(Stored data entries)
━━━━━━━━━━━━━━━━━━━━━━━━━━━━━━

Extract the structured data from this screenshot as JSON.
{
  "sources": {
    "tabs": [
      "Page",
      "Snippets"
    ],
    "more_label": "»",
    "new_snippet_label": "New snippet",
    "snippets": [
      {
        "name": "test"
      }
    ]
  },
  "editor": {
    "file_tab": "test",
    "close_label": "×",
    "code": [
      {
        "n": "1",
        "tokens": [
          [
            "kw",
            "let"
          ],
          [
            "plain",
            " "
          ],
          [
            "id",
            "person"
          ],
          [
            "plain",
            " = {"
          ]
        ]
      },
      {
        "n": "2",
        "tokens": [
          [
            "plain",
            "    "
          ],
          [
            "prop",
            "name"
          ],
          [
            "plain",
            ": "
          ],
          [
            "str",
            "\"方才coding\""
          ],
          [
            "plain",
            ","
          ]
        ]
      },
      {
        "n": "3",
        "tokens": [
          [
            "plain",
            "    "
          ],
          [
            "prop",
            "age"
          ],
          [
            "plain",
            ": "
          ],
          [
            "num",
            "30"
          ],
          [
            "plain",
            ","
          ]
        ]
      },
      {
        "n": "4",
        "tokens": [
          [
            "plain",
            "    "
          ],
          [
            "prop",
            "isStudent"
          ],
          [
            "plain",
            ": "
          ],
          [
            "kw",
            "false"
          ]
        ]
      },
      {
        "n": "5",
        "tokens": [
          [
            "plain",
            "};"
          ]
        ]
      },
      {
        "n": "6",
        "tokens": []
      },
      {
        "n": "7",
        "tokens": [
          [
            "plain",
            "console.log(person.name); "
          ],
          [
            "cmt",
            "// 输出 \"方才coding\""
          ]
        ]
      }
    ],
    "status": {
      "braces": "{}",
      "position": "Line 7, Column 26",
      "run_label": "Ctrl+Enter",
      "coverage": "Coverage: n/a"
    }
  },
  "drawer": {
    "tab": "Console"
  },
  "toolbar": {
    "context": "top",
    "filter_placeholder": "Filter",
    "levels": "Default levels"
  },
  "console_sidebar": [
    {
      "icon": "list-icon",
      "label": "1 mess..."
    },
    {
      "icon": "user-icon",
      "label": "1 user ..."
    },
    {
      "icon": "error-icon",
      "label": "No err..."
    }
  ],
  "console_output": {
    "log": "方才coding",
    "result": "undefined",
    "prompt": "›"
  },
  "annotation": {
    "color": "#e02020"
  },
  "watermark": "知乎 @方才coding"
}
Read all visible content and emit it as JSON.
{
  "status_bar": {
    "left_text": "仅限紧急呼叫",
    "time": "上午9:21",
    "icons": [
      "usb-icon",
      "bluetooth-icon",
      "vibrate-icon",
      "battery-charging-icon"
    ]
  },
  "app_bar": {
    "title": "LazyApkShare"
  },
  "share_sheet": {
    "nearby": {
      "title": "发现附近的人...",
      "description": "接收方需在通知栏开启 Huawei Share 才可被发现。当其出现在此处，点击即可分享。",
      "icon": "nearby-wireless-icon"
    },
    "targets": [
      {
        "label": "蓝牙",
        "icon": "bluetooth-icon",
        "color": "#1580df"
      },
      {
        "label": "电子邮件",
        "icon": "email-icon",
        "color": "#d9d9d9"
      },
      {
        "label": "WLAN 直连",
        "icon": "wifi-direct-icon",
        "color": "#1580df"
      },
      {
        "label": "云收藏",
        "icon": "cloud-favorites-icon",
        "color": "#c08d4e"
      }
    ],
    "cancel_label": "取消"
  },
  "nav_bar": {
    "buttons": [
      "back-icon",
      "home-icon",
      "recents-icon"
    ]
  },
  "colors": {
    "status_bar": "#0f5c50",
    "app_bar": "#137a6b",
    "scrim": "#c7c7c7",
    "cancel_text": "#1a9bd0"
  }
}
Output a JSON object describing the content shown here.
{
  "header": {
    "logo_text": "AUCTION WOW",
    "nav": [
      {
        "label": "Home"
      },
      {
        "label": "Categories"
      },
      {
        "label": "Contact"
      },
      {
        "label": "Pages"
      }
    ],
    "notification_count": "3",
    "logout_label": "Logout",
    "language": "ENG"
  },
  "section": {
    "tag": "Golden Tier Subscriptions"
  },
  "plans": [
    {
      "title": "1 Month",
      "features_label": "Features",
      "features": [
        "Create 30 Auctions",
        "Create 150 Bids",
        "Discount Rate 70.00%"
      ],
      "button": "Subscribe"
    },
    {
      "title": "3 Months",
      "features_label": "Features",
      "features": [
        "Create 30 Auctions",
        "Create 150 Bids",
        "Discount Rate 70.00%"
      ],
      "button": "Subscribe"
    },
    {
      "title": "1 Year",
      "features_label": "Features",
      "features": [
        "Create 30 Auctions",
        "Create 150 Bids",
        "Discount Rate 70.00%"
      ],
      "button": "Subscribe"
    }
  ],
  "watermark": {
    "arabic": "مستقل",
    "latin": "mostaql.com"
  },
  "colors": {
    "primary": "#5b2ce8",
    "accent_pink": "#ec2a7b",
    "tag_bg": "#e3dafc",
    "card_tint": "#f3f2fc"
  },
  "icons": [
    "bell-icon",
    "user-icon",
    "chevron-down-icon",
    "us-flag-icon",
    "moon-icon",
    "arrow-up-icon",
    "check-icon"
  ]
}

━━━━━━━━━━━━━━━━━━━━━━━━━━━━━━

▶ **PROBLEM STATEMENT**: Identify lines with the string "name". Copy each one.

▶ **THE OUTPUT**:
        "name": "test"
            "name"
            "console.log(person.name); "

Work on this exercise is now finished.